[Records from a collection]
☆ ☆ ☆ ☆ ☆ ☆ ☆

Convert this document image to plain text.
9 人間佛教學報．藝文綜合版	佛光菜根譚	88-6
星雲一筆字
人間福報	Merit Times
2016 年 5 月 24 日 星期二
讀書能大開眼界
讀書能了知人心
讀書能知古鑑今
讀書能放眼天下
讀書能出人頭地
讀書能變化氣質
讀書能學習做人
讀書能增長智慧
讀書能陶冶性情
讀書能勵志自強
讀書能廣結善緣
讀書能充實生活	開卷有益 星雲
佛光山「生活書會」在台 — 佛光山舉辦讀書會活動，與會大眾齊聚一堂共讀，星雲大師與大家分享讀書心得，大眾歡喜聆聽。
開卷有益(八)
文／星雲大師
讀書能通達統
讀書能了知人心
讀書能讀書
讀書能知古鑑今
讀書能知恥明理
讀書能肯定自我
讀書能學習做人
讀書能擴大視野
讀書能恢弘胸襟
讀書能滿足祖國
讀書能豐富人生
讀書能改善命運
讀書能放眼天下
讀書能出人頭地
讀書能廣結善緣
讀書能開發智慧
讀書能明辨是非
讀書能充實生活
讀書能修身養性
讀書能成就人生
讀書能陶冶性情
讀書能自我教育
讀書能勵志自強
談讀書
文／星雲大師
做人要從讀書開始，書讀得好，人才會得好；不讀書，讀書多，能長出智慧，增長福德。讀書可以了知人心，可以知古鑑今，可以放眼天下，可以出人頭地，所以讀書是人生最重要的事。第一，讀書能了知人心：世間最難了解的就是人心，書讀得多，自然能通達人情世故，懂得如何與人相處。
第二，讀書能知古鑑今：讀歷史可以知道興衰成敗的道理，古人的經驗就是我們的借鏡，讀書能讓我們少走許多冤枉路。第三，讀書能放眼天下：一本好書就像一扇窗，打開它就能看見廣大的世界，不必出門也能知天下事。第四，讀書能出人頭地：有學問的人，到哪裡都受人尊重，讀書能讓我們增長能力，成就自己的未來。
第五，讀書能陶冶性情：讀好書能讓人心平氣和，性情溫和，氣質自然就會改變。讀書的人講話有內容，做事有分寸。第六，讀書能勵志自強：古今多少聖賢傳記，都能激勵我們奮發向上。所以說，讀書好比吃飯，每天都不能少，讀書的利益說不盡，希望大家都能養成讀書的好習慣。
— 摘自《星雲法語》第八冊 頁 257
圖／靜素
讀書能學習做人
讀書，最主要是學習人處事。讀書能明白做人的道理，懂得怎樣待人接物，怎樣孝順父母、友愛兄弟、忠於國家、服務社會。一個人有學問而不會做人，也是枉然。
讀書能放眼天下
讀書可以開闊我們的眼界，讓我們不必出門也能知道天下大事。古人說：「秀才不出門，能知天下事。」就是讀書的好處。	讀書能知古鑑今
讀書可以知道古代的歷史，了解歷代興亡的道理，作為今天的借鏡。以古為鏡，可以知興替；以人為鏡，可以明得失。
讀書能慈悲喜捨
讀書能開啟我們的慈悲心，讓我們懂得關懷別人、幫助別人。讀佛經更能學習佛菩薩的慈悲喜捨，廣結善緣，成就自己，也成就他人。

☆ ☆ ☆ ☆ ☆ ☆ ☆

Every entry needs to be retyped exactly.

* Response
Convert this document image to plain text.
9 人間佛教學報．藝文綜合版	佛光菜根譚	88-6
星雲一筆字
人間福報	Merit Times
2016 年 5 月 24 日 星期二
讀書能大開眼界
讀書能了知人心
讀書能知古鑑今
讀書能放眼天下
讀書能出人頭地
讀書能變化氣質
讀書能學習做人
讀書能增長智慧
讀書能陶冶性情
讀書能勵志自強
讀書能廣結善緣
讀書能充實生活	開卷有益 星雲
佛光山「生活書會」在台 — 佛光山舉辦讀書會活動，與會大眾齊聚一堂共讀，星雲大師與大家分享讀書心得，大眾歡喜聆聽。
開卷有益(八)
文／星雲大師
讀書能通達統
讀書能了知人心
讀書能讀書
讀書能知古鑑今
讀書能知恥明理
讀書能肯定自我
讀書能學習做人
讀書能擴大視野
讀書能恢弘胸襟
讀書能滿足祖國
讀書能豐富人生
讀書能改善命運
讀書能放眼天下
讀書能出人頭地
讀書能廣結善緣
讀書能開發智慧
讀書能明辨是非
讀書能充實生活
讀書能修身養性
讀書能成就人生
讀書能陶冶性情
讀書能自我教育
讀書能勵志自強
談讀書
文／星雲大師
做人要從讀書開始，書讀得好，人才會得好；不讀書，讀書多，能長出智慧，增長福德。讀書可以了知人心，可以知古鑑今，可以放眼天下，可以出人頭地，所以讀書是人生最重要的事。第一，讀書能了知人心：世間最難了解的就是人心，書讀得多，自然能通達人情世故，懂得如何與人相處。
第二，讀書能知古鑑今：讀歷史可以知道興衰成敗的道理，古人的經驗就是我們的借鏡，讀書能讓我們少走許多冤枉路。第三，讀書能放眼天下：一本好書就像一扇窗，打開它就能看見廣大的世界，不必出門也能知天下事。第四，讀書能出人頭地：有學問的人，到哪裡都受人尊重，讀書能讓我們增長能力，成就自己的未來。
第五，讀書能陶冶性情：讀好書能讓人心平氣和，性情溫和，氣質自然就會改變。讀書的人講話有內容，做事有分寸。第六，讀書能勵志自強：古今多少聖賢傳記，都能激勵我們奮發向上。所以說，讀書好比吃飯，每天都不能少，讀書的利益說不盡，希望大家都能養成讀書的好習慣。
— 摘自《星雲法語》第八冊 頁 257
圖／靜素
讀書能學習做人
讀書，最主要是學習人處事。讀書能明白做人的道理，懂得怎樣待人接物，怎樣孝順父母、友愛兄弟、忠於國家、服務社會。一個人有學問而不會做人，也是枉然。
讀書能放眼天下
讀書可以開闊我們的眼界，讓我們不必出門也能知道天下大事。古人說：「秀才不出門，能知天下事。」就是讀書的好處。	讀書能知古鑑今
讀書可以知道古代的歷史，了解歷代興亡的道理，作為今天的借鏡。以古為鏡，可以知興替；以人為鏡，可以明得失。
讀書能慈悲喜捨
讀書能開啟我們的慈悲心，讓我們懂得關懷別人、幫助別人。讀佛經更能學習佛菩薩的慈悲喜捨，廣結善緣，成就自己，也成就他人。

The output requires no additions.